AIM OF THE TASK
Reproduce the records. Keep every word exact and include no images.

Stored records:

────────────────────

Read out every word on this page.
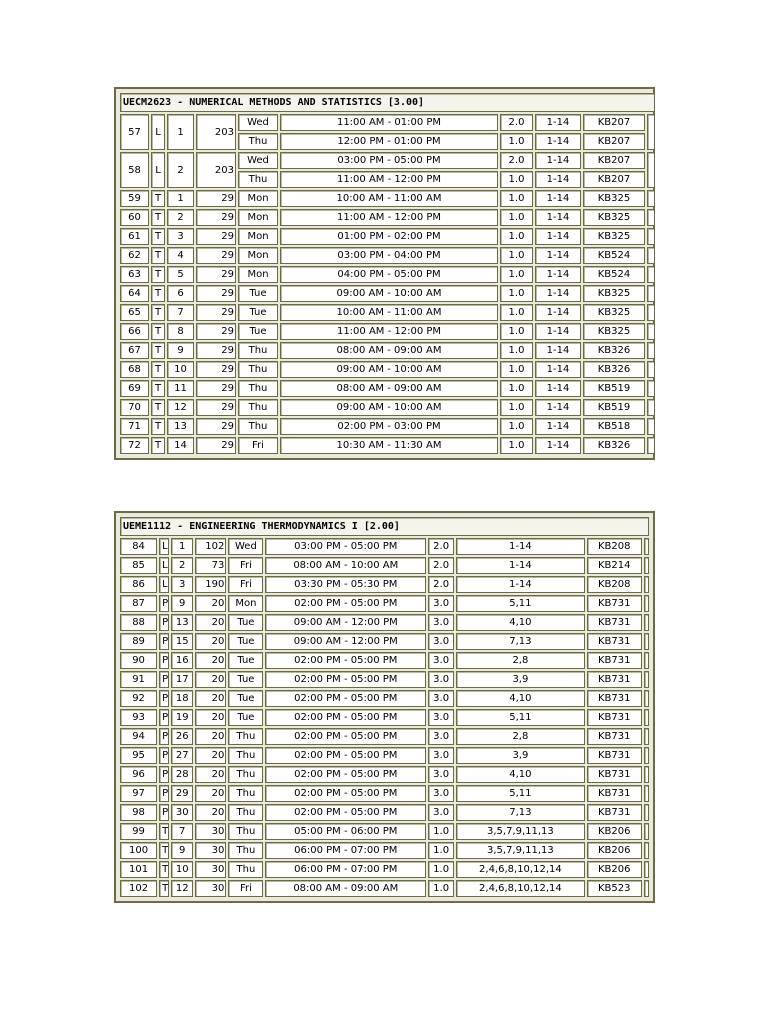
UECM2623 - NUMERICAL METHODS AND STATISTICS [3.00]									
57	L	1	203	Wed	11:00 AM - 01:00 PM	2.0	1-14	KB207	
				Thu	12:00 PM - 01:00 PM	1.0	1-14	KB207	
58	L	2	203	Wed	03:00 PM - 05:00 PM	2.0	1-14	KB207	
				Thu	11:00 AM - 12:00 PM	1.0	1-14	KB207	
59	T	1	29	Mon	10:00 AM - 11:00 AM	1.0	1-14	KB325	
60	T	2	29	Mon	11:00 AM - 12:00 PM	1.0	1-14	KB325	
61	T	3	29	Mon	01:00 PM - 02:00 PM	1.0	1-14	KB325	
62	T	4	29	Mon	03:00 PM - 04:00 PM	1.0	1-14	KB524	
63	T	5	29	Mon	04:00 PM - 05:00 PM	1.0	1-14	KB524	
64	T	6	29	Tue	09:00 AM - 10:00 AM	1.0	1-14	KB325	
65	T	7	29	Tue	10:00 AM - 11:00 AM	1.0	1-14	KB325	
66	T	8	29	Tue	11:00 AM - 12:00 PM	1.0	1-14	KB325	
67	T	9	29	Thu	08:00 AM - 09:00 AM	1.0	1-14	KB326	
68	T	10	29	Thu	09:00 AM - 10:00 AM	1.0	1-14	KB326	
69	T	11	29	Thu	08:00 AM - 09:00 AM	1.0	1-14	KB519	
70	T	12	29	Thu	09:00 AM - 10:00 AM	1.0	1-14	KB519	
71	T	13	29	Thu	02:00 PM - 03:00 PM	1.0	1-14	KB518	
72	T	14	29	Fri	10:30 AM - 11:30 AM	1.0	1-14	KB326	
UEME1112 - ENGINEERING THERMODYNAMICS I [2.00]									
84	L	1	102	Wed	03:00 PM - 05:00 PM	2.0	1-14	KB208	
85	L	2	73	Fri	08:00 AM - 10:00 AM	2.0	1-14	KB214	
86	L	3	190	Fri	03:30 PM - 05:30 PM	2.0	1-14	KB208	
87	P	9	20	Mon	02:00 PM - 05:00 PM	3.0	5,11	KB731	
88	P	13	20	Tue	09:00 AM - 12:00 PM	3.0	4,10	KB731	
89	P	15	20	Tue	09:00 AM - 12:00 PM	3.0	7,13	KB731	
90	P	16	20	Tue	02:00 PM - 05:00 PM	3.0	2,8	KB731	
91	P	17	20	Tue	02:00 PM - 05:00 PM	3.0	3,9	KB731	
92	P	18	20	Tue	02:00 PM - 05:00 PM	3.0	4,10	KB731	
93	P	19	20	Tue	02:00 PM - 05:00 PM	3.0	5,11	KB731	
94	P	26	20	Thu	02:00 PM - 05:00 PM	3.0	2,8	KB731	
95	P	27	20	Thu	02:00 PM - 05:00 PM	3.0	3,9	KB731	
96	P	28	20	Thu	02:00 PM - 05:00 PM	3.0	4,10	KB731	
97	P	29	20	Thu	02:00 PM - 05:00 PM	3.0	5,11	KB731	
98	P	30	20	Thu	02:00 PM - 05:00 PM	3.0	7,13	KB731	
99	T	7	30	Thu	05:00 PM - 06:00 PM	1.0	3,5,7,9,11,13	KB206	
100	T	9	30	Thu	06:00 PM - 07:00 PM	1.0	3,5,7,9,11,13	KB206	
101	T	10	30	Thu	06:00 PM - 07:00 PM	1.0	2,4,6,8,10,12,14	KB206	
102	T	12	30	Fri	08:00 AM - 09:00 AM	1.0	2,4,6,8,10,12,14	KB523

────────────────────

ANSWER TO THIS PROBLEM
Read out every word on this page.
UECM2623 - NUMERICAL METHODS AND STATISTICS [3.00]									
57	L	1	203	Wed	11:00 AM - 01:00 PM	2.0	1-14	KB207	
				Thu	12:00 PM - 01:00 PM	1.0	1-14	KB207	
58	L	2	203	Wed	03:00 PM - 05:00 PM	2.0	1-14	KB207	
				Thu	11:00 AM - 12:00 PM	1.0	1-14	KB207	
59	T	1	29	Mon	10:00 AM - 11:00 AM	1.0	1-14	KB325	
60	T	2	29	Mon	11:00 AM - 12:00 PM	1.0	1-14	KB325	
61	T	3	29	Mon	01:00 PM - 02:00 PM	1.0	1-14	KB325	
62	T	4	29	Mon	03:00 PM - 04:00 PM	1.0	1-14	KB524	
63	T	5	29	Mon	04:00 PM - 05:00 PM	1.0	1-14	KB524	
64	T	6	29	Tue	09:00 AM - 10:00 AM	1.0	1-14	KB325	
65	T	7	29	Tue	10:00 AM - 11:00 AM	1.0	1-14	KB325	
66	T	8	29	Tue	11:00 AM - 12:00 PM	1.0	1-14	KB325	
67	T	9	29	Thu	08:00 AM - 09:00 AM	1.0	1-14	KB326	
68	T	10	29	Thu	09:00 AM - 10:00 AM	1.0	1-14	KB326	
69	T	11	29	Thu	08:00 AM - 09:00 AM	1.0	1-14	KB519	
70	T	12	29	Thu	09:00 AM - 10:00 AM	1.0	1-14	KB519	
71	T	13	29	Thu	02:00 PM - 03:00 PM	1.0	1-14	KB518	
72	T	14	29	Fri	10:30 AM - 11:30 AM	1.0	1-14	KB326	
UEME1112 - ENGINEERING THERMODYNAMICS I [2.00]									
84	L	1	102	Wed	03:00 PM - 05:00 PM	2.0	1-14	KB208	
85	L	2	73	Fri	08:00 AM - 10:00 AM	2.0	1-14	KB214	
86	L	3	190	Fri	03:30 PM - 05:30 PM	2.0	1-14	KB208	
87	P	9	20	Mon	02:00 PM - 05:00 PM	3.0	5,11	KB731	
88	P	13	20	Tue	09:00 AM - 12:00 PM	3.0	4,10	KB731	
89	P	15	20	Tue	09:00 AM - 12:00 PM	3.0	7,13	KB731	
90	P	16	20	Tue	02:00 PM - 05:00 PM	3.0	2,8	KB731	
91	P	17	20	Tue	02:00 PM - 05:00 PM	3.0	3,9	KB731	
92	P	18	20	Tue	02:00 PM - 05:00 PM	3.0	4,10	KB731	
93	P	19	20	Tue	02:00 PM - 05:00 PM	3.0	5,11	KB731	
94	P	26	20	Thu	02:00 PM - 05:00 PM	3.0	2,8	KB731	
95	P	27	20	Thu	02:00 PM - 05:00 PM	3.0	3,9	KB731	
96	P	28	20	Thu	02:00 PM - 05:00 PM	3.0	4,10	KB731	
97	P	29	20	Thu	02:00 PM - 05:00 PM	3.0	5,11	KB731	
98	P	30	20	Thu	02:00 PM - 05:00 PM	3.0	7,13	KB731	
99	T	7	30	Thu	05:00 PM - 06:00 PM	1.0	3,5,7,9,11,13	KB206	
100	T	9	30	Thu	06:00 PM - 07:00 PM	1.0	3,5,7,9,11,13	KB206	
101	T	10	30	Thu	06:00 PM - 07:00 PM	1.0	2,4,6,8,10,12,14	KB206	
102	T	12	30	Fri	08:00 AM - 09:00 AM	1.0	2,4,6,8,10,12,14	KB523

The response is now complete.